**STATED TASK:**
Find the lines holding the word "Tokenization" and collect them.

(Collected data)
• • • • •

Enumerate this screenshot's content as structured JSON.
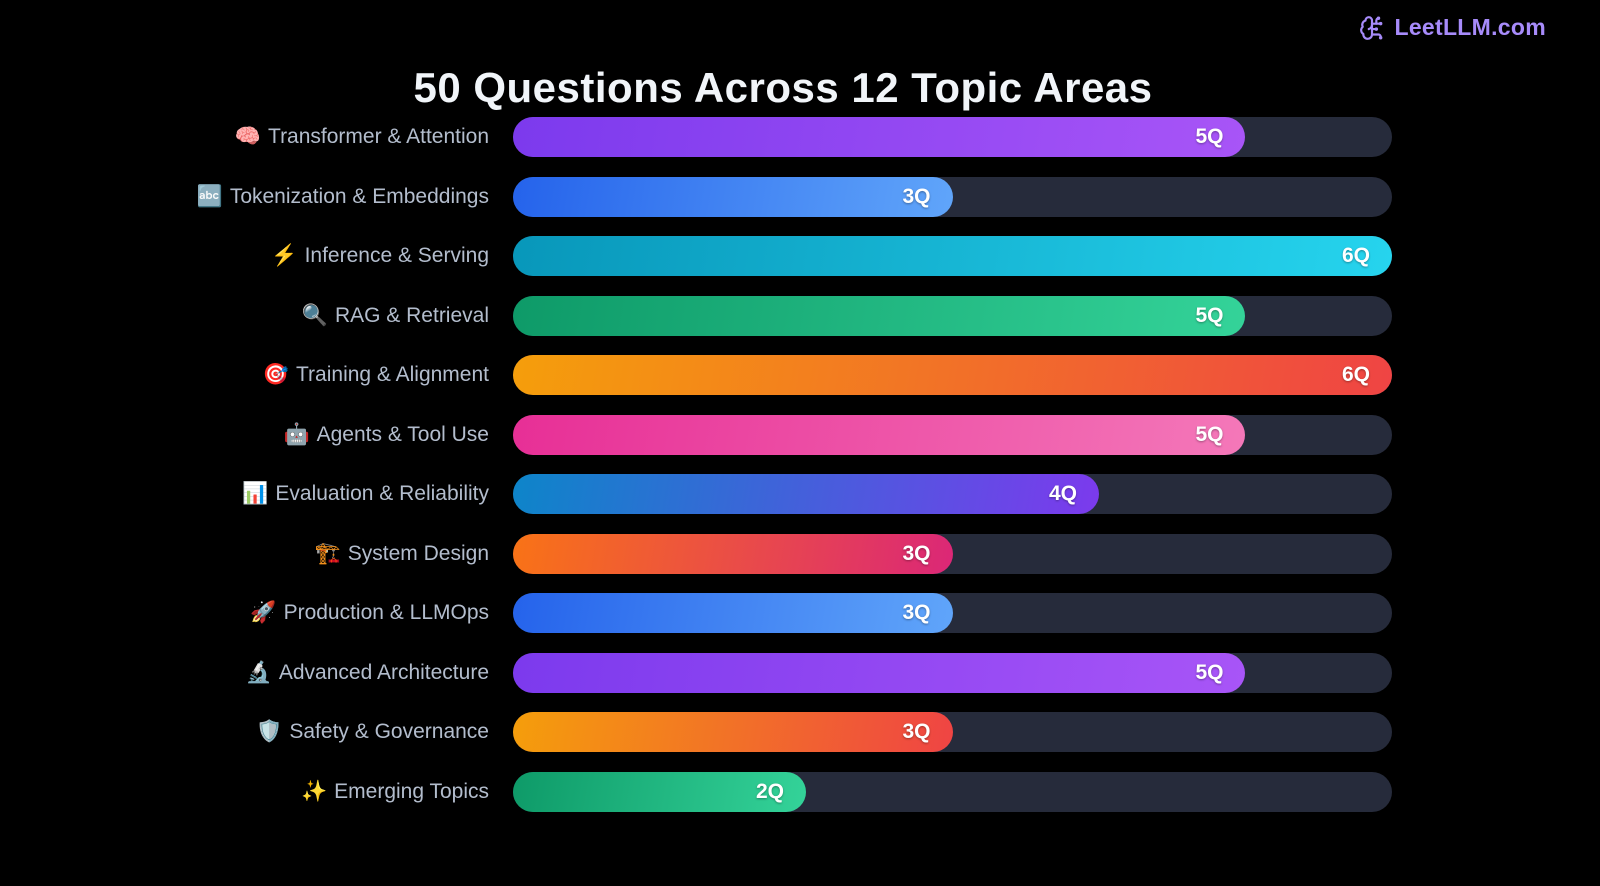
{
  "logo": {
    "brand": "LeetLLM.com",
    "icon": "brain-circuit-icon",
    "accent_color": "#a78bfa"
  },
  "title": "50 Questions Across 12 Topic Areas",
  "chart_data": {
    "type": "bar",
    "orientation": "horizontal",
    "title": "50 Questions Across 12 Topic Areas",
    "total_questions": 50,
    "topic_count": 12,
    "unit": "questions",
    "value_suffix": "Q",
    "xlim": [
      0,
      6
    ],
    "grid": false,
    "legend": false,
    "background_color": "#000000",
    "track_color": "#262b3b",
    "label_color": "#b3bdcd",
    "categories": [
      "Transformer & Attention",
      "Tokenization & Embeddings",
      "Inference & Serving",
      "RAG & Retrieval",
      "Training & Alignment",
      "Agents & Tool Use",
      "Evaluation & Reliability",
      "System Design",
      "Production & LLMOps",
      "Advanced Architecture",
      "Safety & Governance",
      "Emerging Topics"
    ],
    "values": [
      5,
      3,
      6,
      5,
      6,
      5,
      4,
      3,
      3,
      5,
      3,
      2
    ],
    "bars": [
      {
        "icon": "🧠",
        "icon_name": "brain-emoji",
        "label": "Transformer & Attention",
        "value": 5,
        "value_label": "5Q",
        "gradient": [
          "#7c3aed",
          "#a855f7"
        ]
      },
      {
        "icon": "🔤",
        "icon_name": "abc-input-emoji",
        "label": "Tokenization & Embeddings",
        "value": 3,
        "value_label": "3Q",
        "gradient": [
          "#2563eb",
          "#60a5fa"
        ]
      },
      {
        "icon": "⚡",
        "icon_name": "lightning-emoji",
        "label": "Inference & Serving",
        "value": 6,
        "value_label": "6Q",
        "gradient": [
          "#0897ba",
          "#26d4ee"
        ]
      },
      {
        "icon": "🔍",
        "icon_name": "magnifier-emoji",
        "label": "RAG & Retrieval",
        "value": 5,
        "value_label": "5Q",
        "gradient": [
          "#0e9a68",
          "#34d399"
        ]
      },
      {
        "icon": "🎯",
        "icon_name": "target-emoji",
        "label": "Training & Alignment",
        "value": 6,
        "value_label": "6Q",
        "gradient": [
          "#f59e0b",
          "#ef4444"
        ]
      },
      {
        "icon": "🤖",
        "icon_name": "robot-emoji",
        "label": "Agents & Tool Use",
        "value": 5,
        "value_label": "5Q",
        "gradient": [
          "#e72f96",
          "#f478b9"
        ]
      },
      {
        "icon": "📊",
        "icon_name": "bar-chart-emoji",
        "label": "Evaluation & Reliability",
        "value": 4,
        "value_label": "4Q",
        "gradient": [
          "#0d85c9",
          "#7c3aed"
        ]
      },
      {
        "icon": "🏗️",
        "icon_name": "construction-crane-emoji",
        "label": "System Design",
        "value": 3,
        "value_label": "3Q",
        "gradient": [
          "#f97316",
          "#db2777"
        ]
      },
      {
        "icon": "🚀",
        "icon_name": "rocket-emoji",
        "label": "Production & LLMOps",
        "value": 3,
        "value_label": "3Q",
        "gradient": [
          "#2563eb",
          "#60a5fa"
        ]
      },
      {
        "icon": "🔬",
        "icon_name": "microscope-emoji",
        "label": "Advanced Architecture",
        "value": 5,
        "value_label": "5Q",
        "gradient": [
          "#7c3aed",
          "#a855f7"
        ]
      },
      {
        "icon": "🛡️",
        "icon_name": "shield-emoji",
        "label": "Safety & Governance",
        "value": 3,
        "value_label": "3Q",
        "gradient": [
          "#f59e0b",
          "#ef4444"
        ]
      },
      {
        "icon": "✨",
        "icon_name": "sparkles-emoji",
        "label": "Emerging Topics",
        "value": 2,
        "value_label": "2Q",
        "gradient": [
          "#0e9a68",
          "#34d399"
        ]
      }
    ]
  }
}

• • • • •

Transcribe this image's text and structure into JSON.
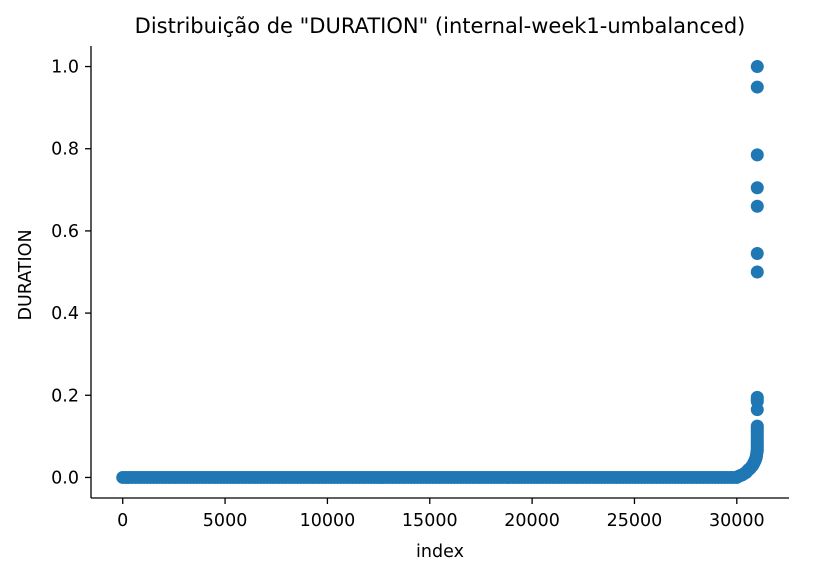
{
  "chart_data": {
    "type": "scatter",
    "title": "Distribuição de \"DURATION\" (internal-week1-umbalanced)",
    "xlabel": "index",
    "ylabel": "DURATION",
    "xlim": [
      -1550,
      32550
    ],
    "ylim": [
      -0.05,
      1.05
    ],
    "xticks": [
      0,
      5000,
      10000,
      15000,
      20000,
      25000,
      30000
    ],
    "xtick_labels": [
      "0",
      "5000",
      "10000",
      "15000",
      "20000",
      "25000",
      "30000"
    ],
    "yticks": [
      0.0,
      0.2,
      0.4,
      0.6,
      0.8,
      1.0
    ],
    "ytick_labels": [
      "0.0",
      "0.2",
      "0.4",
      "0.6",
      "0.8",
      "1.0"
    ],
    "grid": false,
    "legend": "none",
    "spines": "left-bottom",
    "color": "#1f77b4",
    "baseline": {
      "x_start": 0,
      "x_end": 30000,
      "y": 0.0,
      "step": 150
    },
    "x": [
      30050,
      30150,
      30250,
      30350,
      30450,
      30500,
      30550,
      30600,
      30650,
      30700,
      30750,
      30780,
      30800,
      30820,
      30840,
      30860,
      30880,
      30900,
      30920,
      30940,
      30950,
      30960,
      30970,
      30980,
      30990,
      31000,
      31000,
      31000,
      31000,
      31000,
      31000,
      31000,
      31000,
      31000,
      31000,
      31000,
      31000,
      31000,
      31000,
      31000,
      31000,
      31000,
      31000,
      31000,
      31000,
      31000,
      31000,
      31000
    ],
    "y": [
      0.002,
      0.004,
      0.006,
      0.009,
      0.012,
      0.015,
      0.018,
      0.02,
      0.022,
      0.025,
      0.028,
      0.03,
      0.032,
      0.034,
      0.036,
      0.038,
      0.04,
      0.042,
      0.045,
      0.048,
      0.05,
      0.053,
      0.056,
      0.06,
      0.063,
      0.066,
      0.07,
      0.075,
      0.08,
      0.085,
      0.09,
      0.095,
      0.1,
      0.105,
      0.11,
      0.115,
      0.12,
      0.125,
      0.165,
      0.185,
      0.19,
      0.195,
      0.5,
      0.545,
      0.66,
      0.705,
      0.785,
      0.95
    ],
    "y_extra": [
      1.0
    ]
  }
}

• • • • •

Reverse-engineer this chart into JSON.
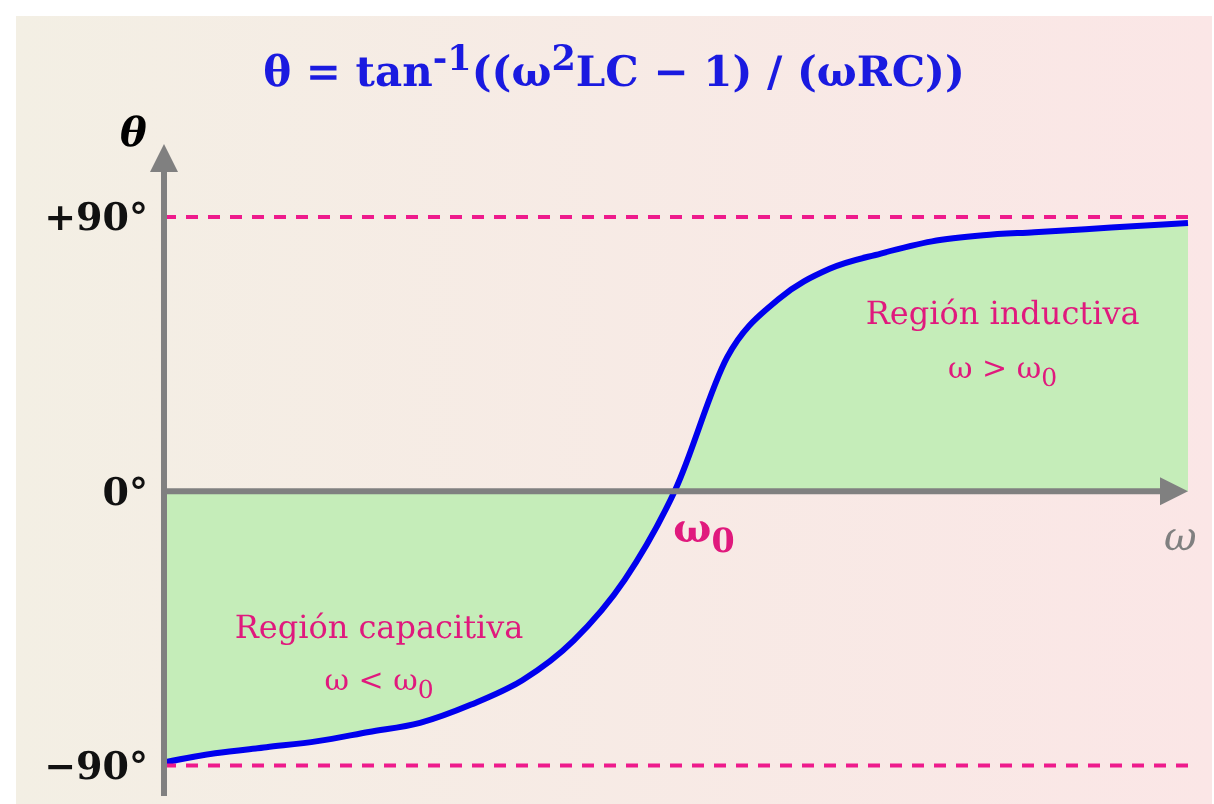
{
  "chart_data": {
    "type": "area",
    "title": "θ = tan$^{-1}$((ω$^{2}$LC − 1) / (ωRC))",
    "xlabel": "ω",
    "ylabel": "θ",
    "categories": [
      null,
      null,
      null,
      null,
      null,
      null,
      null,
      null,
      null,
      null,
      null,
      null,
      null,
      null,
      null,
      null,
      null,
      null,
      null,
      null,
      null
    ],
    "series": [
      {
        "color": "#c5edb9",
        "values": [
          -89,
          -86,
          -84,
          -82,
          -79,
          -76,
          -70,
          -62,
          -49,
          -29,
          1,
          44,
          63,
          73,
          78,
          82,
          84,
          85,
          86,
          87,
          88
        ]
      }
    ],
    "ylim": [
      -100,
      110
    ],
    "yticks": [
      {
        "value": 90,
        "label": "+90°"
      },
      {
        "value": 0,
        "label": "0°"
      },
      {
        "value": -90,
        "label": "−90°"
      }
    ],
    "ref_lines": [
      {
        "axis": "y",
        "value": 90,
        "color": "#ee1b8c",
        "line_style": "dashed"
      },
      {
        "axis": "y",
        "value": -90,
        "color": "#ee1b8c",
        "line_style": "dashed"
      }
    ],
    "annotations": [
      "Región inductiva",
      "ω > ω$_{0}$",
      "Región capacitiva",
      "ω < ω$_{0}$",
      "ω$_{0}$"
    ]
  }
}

• • • • •

**WORKED ANSWER:**
      "Tokenization & Embeddings",
        "label": "Tokenization & Embeddings",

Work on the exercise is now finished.